Provide only the number of lines in the data below that contain the string "influences".

[Recorded data]
------------

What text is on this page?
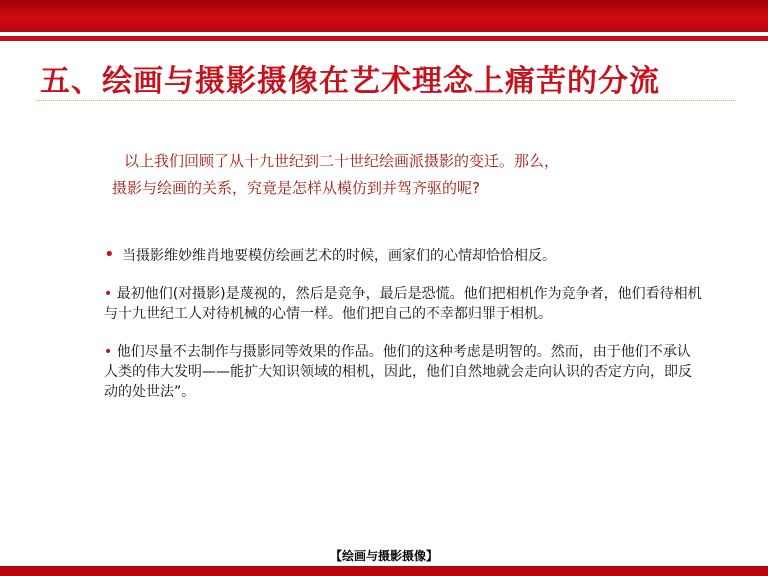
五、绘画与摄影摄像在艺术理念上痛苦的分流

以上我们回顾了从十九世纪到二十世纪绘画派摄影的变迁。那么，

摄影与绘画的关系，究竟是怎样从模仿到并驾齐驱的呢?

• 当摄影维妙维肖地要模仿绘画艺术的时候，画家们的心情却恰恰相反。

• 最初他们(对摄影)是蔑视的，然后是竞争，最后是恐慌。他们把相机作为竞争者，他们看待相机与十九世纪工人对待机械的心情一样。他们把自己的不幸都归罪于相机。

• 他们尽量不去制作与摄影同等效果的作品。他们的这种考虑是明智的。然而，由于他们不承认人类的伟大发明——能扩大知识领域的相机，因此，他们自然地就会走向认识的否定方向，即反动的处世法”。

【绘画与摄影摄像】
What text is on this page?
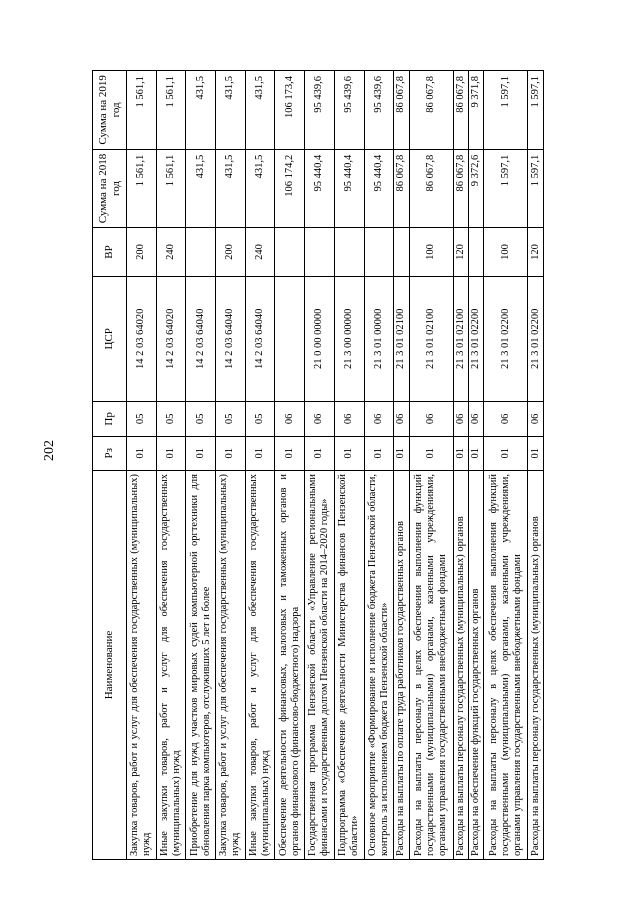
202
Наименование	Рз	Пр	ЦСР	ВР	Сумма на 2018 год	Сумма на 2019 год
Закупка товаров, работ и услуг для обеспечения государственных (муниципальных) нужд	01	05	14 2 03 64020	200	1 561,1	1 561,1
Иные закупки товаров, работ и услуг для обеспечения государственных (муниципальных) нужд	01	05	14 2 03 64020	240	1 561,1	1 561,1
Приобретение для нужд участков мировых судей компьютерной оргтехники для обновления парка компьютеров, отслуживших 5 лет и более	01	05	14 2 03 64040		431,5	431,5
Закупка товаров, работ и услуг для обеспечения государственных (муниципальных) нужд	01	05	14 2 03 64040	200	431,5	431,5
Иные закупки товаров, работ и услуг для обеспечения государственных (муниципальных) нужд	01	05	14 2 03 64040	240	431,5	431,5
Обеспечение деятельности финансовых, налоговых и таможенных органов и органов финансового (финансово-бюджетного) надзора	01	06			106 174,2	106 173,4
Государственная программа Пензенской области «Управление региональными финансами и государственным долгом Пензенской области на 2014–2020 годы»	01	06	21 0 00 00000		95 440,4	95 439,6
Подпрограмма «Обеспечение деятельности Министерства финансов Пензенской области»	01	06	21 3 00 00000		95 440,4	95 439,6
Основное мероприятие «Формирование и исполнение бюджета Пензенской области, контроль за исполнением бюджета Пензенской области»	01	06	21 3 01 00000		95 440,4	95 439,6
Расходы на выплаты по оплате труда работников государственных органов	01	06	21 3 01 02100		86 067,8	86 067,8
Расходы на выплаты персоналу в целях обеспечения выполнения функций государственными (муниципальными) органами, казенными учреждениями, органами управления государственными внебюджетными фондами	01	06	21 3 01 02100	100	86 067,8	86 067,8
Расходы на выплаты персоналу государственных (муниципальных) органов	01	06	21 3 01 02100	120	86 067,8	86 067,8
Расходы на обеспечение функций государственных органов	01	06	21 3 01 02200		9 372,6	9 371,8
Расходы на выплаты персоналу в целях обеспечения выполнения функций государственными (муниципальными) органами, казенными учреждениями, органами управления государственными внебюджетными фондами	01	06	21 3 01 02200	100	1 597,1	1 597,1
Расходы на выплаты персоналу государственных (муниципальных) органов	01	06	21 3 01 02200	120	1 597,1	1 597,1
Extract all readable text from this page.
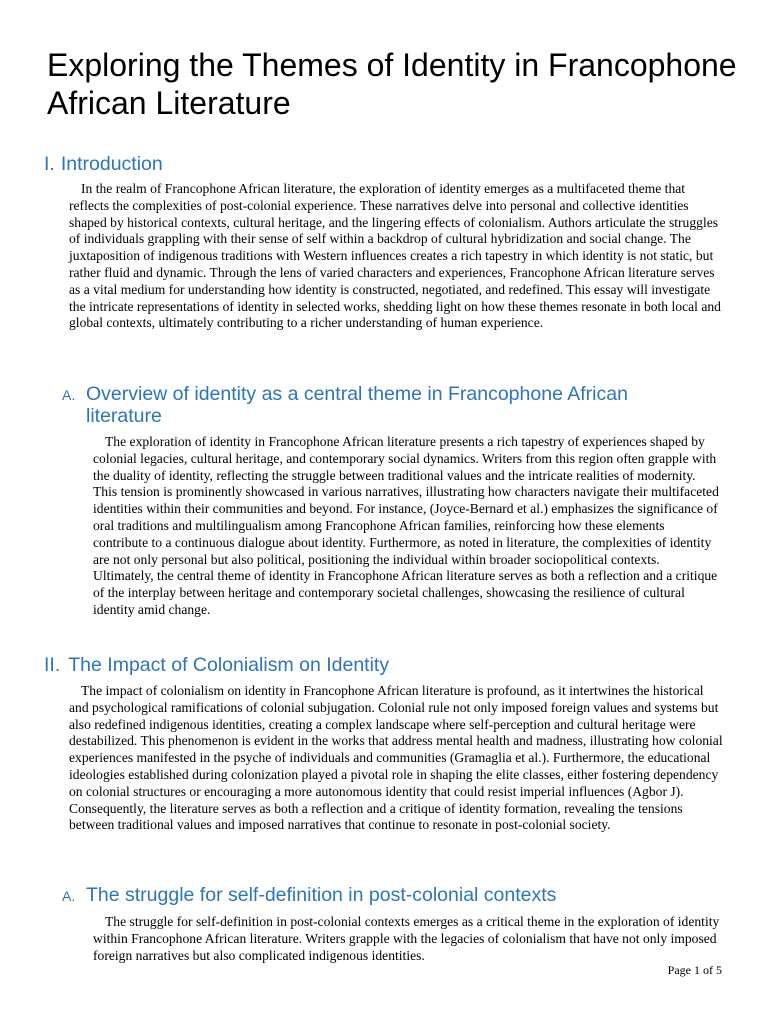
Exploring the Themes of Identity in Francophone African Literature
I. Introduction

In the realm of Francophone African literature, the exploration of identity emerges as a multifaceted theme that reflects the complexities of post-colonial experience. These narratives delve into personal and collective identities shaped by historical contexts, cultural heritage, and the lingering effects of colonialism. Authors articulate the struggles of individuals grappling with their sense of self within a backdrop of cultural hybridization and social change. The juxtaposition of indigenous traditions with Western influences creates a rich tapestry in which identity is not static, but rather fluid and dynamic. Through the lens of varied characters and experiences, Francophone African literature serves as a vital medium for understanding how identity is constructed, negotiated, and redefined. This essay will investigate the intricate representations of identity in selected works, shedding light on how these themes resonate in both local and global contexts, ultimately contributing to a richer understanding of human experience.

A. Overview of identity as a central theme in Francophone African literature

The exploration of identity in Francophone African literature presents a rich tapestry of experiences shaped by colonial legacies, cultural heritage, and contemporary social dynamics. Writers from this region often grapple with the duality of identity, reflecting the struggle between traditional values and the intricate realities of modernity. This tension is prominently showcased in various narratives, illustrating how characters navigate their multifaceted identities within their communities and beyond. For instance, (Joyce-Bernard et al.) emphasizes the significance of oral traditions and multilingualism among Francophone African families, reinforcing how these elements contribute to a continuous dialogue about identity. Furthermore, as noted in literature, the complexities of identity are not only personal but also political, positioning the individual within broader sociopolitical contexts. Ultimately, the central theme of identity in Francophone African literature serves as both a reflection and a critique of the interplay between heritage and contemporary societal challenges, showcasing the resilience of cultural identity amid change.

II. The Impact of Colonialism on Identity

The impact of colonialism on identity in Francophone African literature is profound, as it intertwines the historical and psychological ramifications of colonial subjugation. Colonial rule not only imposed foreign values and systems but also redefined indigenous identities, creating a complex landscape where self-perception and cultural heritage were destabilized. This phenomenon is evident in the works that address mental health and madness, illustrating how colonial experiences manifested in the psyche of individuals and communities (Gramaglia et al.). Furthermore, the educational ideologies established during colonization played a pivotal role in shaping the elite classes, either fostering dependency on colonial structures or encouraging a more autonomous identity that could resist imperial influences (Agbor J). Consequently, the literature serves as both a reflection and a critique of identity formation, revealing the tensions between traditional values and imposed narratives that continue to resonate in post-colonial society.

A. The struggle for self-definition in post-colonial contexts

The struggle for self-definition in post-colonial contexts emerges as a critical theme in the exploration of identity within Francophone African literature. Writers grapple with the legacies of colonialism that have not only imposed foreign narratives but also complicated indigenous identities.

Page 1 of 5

------------

# Full response:
2